*Task requirements*
Identify and reproduce every line holding the string "title".

*Material for the task*
· · · ·
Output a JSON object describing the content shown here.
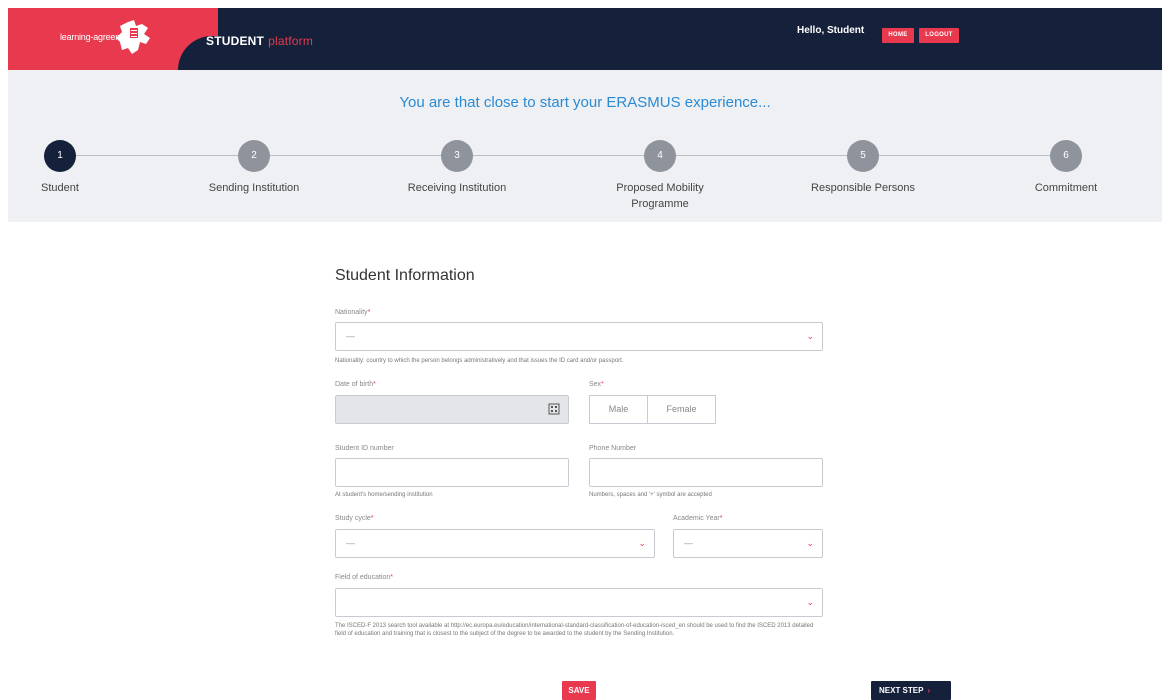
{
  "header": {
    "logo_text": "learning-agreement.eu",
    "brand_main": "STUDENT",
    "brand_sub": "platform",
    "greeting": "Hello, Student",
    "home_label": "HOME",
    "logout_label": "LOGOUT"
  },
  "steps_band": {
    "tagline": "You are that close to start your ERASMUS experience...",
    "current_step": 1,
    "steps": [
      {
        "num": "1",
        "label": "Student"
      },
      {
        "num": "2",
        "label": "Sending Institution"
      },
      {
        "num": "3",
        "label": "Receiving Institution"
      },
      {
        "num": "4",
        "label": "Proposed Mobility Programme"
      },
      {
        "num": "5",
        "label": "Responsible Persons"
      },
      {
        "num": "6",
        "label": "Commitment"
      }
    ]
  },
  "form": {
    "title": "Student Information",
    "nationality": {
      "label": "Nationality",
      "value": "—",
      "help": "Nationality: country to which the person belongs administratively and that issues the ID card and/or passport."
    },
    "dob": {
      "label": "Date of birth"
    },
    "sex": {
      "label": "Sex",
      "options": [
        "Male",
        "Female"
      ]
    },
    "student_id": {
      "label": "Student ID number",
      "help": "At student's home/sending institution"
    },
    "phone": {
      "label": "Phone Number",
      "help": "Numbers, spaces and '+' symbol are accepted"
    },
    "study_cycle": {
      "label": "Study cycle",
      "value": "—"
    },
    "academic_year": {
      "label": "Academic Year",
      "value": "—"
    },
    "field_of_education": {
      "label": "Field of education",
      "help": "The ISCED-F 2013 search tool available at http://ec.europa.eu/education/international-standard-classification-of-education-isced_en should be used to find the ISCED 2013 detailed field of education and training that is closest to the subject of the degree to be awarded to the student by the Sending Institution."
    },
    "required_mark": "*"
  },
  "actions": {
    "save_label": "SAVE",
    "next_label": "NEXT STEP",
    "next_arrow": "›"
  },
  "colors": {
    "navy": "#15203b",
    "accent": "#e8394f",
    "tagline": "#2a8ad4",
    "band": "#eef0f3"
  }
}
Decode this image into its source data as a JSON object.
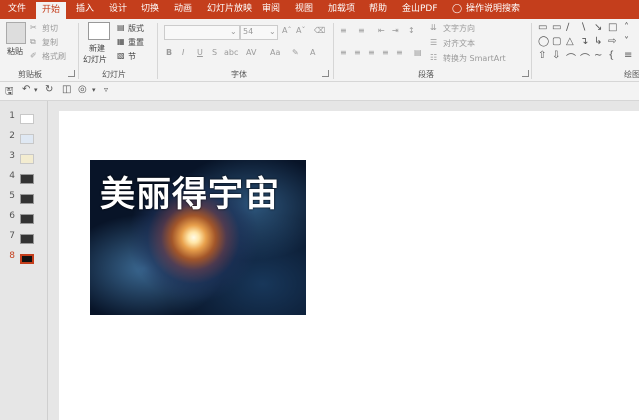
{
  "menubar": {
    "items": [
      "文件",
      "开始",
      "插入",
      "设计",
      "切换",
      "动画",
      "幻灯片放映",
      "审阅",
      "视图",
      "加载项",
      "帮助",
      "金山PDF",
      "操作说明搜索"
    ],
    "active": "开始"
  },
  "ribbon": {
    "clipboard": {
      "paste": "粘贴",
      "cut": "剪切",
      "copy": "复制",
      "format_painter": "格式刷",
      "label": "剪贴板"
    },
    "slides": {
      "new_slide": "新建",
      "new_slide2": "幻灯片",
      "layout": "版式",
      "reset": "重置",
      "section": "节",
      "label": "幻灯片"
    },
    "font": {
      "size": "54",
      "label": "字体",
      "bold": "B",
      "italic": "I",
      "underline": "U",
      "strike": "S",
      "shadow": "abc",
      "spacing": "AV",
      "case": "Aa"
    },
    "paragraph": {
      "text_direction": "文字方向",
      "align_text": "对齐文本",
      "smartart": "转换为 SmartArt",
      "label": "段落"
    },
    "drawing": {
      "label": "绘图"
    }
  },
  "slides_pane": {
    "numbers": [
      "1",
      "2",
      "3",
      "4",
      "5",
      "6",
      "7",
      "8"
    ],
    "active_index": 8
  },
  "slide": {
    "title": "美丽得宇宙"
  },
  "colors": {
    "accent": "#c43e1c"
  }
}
· · · ·
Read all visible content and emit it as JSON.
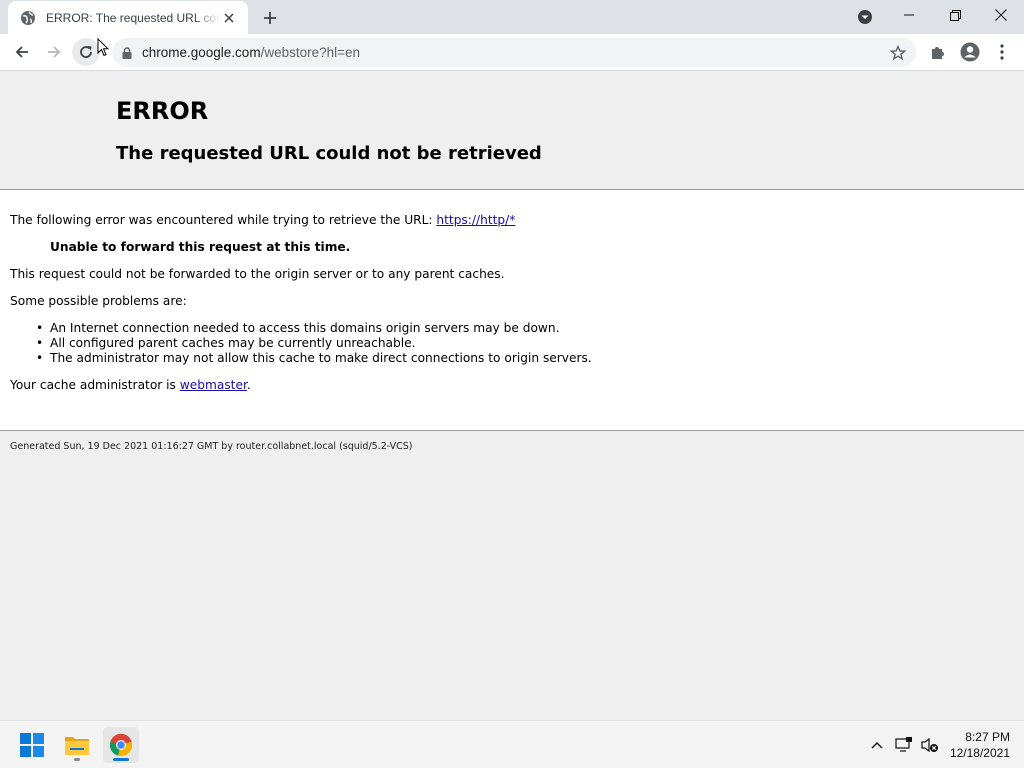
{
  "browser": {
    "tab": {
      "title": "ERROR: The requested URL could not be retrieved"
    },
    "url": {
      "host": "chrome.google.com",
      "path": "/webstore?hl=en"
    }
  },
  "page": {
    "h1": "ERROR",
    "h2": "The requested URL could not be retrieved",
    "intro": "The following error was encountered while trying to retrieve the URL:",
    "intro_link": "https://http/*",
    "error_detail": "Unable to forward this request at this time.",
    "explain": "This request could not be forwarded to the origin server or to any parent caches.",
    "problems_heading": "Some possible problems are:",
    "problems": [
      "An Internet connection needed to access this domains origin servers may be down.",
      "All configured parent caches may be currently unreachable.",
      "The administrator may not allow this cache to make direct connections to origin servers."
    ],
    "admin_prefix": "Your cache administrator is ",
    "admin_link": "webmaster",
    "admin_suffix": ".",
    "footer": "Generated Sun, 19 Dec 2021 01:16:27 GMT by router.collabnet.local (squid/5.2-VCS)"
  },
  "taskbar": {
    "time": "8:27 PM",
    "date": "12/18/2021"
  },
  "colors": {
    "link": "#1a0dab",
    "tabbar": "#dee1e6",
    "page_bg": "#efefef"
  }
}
· · · ·
*Exercise result*
    "title": "Student Information",
    "title": "美丽得宇宙"
      "title": "ERROR: The requested URL could not be retrieved"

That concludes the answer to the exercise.